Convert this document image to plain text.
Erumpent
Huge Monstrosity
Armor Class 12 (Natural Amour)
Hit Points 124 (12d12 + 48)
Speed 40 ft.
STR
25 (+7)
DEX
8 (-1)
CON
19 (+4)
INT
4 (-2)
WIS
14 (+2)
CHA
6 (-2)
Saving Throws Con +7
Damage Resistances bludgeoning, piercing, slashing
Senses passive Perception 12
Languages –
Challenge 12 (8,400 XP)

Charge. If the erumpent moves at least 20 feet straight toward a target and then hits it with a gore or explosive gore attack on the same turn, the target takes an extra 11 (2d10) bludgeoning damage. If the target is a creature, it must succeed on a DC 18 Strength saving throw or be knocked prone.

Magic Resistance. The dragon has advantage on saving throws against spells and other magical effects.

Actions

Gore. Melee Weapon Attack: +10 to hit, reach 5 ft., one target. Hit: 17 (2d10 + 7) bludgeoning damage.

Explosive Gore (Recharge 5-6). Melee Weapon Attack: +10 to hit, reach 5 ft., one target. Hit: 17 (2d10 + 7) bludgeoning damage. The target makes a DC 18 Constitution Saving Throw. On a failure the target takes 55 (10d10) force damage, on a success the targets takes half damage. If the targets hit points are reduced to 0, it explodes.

● ● ● ● ● ● ●

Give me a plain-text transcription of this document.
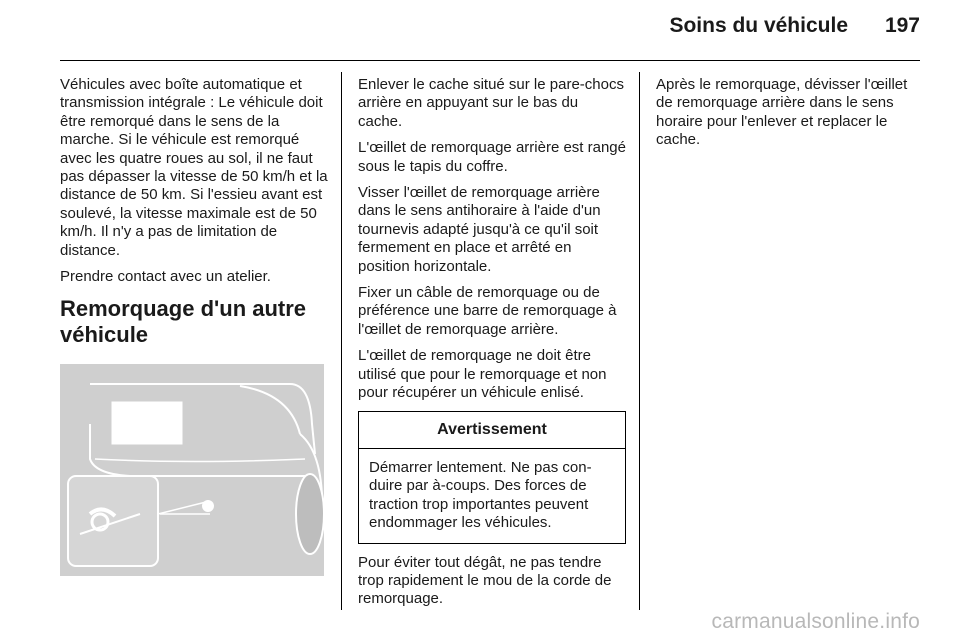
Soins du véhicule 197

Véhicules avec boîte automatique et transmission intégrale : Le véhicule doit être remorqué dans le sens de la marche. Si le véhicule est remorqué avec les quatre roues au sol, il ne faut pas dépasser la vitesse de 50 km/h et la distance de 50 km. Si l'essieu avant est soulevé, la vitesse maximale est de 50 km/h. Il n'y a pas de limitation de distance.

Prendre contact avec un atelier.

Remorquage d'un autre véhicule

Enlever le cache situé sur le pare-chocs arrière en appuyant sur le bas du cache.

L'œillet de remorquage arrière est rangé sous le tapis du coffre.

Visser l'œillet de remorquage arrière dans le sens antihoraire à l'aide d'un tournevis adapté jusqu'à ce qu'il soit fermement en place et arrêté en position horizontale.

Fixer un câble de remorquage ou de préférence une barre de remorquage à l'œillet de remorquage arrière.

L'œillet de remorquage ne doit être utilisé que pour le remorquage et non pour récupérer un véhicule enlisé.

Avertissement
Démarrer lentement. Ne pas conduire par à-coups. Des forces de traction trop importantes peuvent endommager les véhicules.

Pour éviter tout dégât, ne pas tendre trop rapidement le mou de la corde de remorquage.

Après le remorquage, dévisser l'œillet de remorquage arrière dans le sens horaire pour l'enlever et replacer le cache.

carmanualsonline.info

● ● ● ● ● ● ●

Task brief:
Look through the entries above; copy each line where the string "this" appears.

Exercise answer:
Convert this document image to plain text.
Give me a plain-text transcription of this document.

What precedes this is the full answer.